## INSTRUCTIONS TO FOLLOW
Gather all lines containing the string "Dependents" and copy them out.
## BEGIN THE RECORDS
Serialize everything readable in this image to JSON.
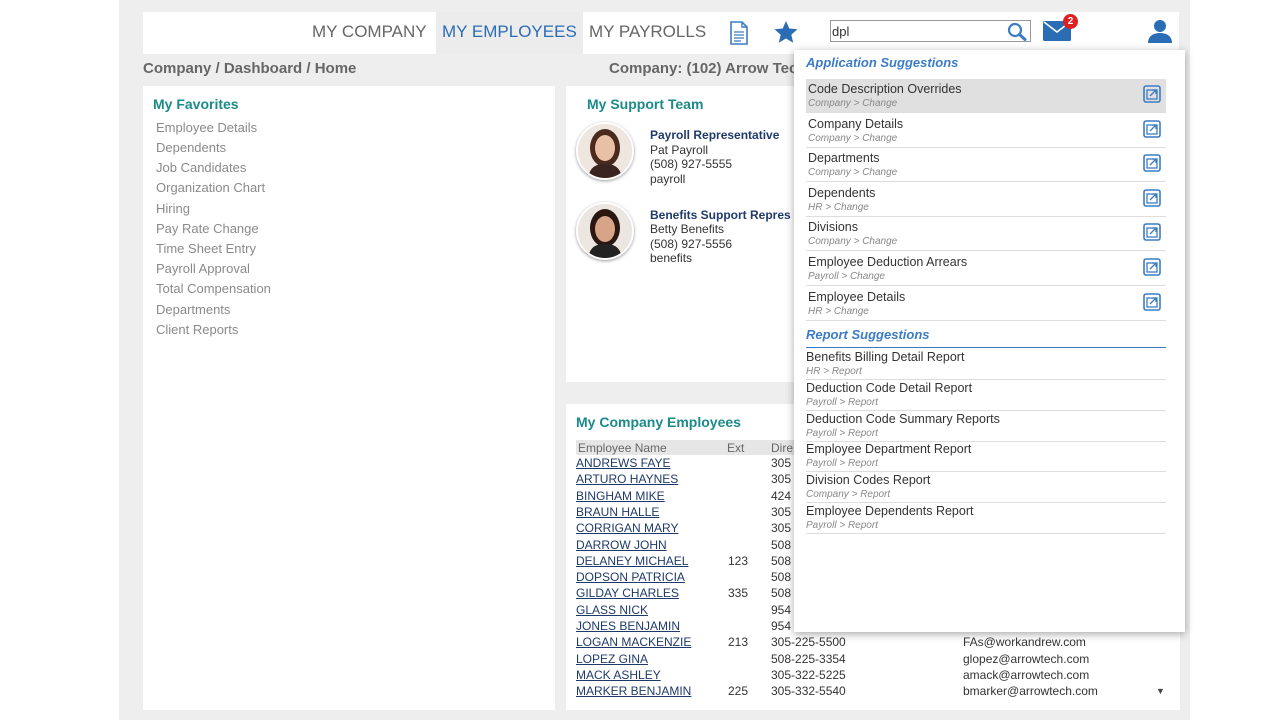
{
  "nav": {
    "items": [
      "MY COMPANY",
      "MY EMPLOYEES",
      "MY PAYROLLS"
    ],
    "active": "MY EMPLOYEES"
  },
  "header": {
    "search_value": "dpl",
    "mail_badge": "2"
  },
  "breadcrumb": "Company / Dashboard / Home",
  "company_label": "Company: (102) Arrow Tec",
  "favorites": {
    "title": "My Favorites",
    "items": [
      "Employee Details",
      "Dependents",
      "Job Candidates",
      "Organization Chart",
      "Hiring",
      "Pay Rate Change",
      "Time Sheet Entry",
      "Payroll Approval",
      "Total Compensation",
      "Departments",
      "Client Reports"
    ]
  },
  "support": {
    "title": "My Support Team",
    "members": [
      {
        "role": "Payroll Representative",
        "name": "Pat Payroll",
        "phone": "(508) 927-5555",
        "email": "payroll"
      },
      {
        "role": "Benefits Support Repres",
        "name": "Betty Benefits",
        "phone": "(508) 927-5556",
        "email": "benefits"
      }
    ]
  },
  "employees": {
    "title": "My Company Employees",
    "columns": [
      "Employee Name",
      "Ext",
      "Dire"
    ],
    "rows": [
      {
        "name": "ANDREWS FAYE",
        "ext": "",
        "phone": "305",
        "email": ""
      },
      {
        "name": "ARTURO HAYNES",
        "ext": "",
        "phone": "305",
        "email": ""
      },
      {
        "name": "BINGHAM MIKE",
        "ext": "",
        "phone": "424",
        "email": ""
      },
      {
        "name": "BRAUN HALLE",
        "ext": "",
        "phone": "305",
        "email": ""
      },
      {
        "name": "CORRIGAN MARY",
        "ext": "",
        "phone": "305",
        "email": ""
      },
      {
        "name": "DARROW JOHN",
        "ext": "",
        "phone": "508",
        "email": ""
      },
      {
        "name": "DELANEY MICHAEL",
        "ext": "123",
        "phone": "508",
        "email": ""
      },
      {
        "name": "DOPSON PATRICIA",
        "ext": "",
        "phone": "508",
        "email": ""
      },
      {
        "name": "GILDAY CHARLES",
        "ext": "335",
        "phone": "508",
        "email": ""
      },
      {
        "name": "GLASS NICK",
        "ext": "",
        "phone": "954",
        "email": ""
      },
      {
        "name": "JONES BENJAMIN",
        "ext": "",
        "phone": "954",
        "email": ""
      },
      {
        "name": "LOGAN MACKENZIE",
        "ext": "213",
        "phone": "305-225-5500",
        "email": "FAs@workandrew.com"
      },
      {
        "name": "LOPEZ GINA",
        "ext": "",
        "phone": "508-225-3354",
        "email": "glopez@arrowtech.com"
      },
      {
        "name": "MACK ASHLEY",
        "ext": "",
        "phone": "305-322-5225",
        "email": "amack@arrowtech.com"
      },
      {
        "name": "MARKER BENJAMIN",
        "ext": "225",
        "phone": "305-332-5540",
        "email": "bmarker@arrowtech.com"
      }
    ]
  },
  "suggestions": {
    "app_title": "Application Suggestions",
    "app": [
      {
        "title": "Code Description Overrides",
        "path": "Company > Change"
      },
      {
        "title": "Company Details",
        "path": "Company > Change"
      },
      {
        "title": "Departments",
        "path": "Company > Change"
      },
      {
        "title": "Dependents",
        "path": "HR > Change"
      },
      {
        "title": "Divisions",
        "path": "Company > Change"
      },
      {
        "title": "Employee Deduction Arrears",
        "path": "Payroll > Change"
      },
      {
        "title": "Employee Details",
        "path": "HR > Change"
      }
    ],
    "report_title": "Report Suggestions",
    "reports": [
      {
        "title": "Benefits Billing Detail Report",
        "path": "HR > Report"
      },
      {
        "title": "Deduction Code Detail Report",
        "path": "Payroll > Report"
      },
      {
        "title": "Deduction Code Summary Reports",
        "path": "Payroll > Report"
      },
      {
        "title": "Employee Department Report",
        "path": "Payroll > Report"
      },
      {
        "title": "Division Codes Report",
        "path": "Company > Report"
      },
      {
        "title": "Employee Dependents Report",
        "path": "Payroll > Report"
      }
    ]
  },
  "colors": {
    "accent": "#2a6db5",
    "teal": "#1b8a8a",
    "badge": "#e02020"
  },
  "icons": [
    "document-icon",
    "star-icon",
    "search-icon",
    "mail-icon",
    "user-icon",
    "open-window-icon",
    "scroll-down-icon"
  ]
}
## END THE RECORDS
## COMPLETED EXERCISE
      "Dependents",
        "title": "Dependents",
        "title": "Employee Dependents Report",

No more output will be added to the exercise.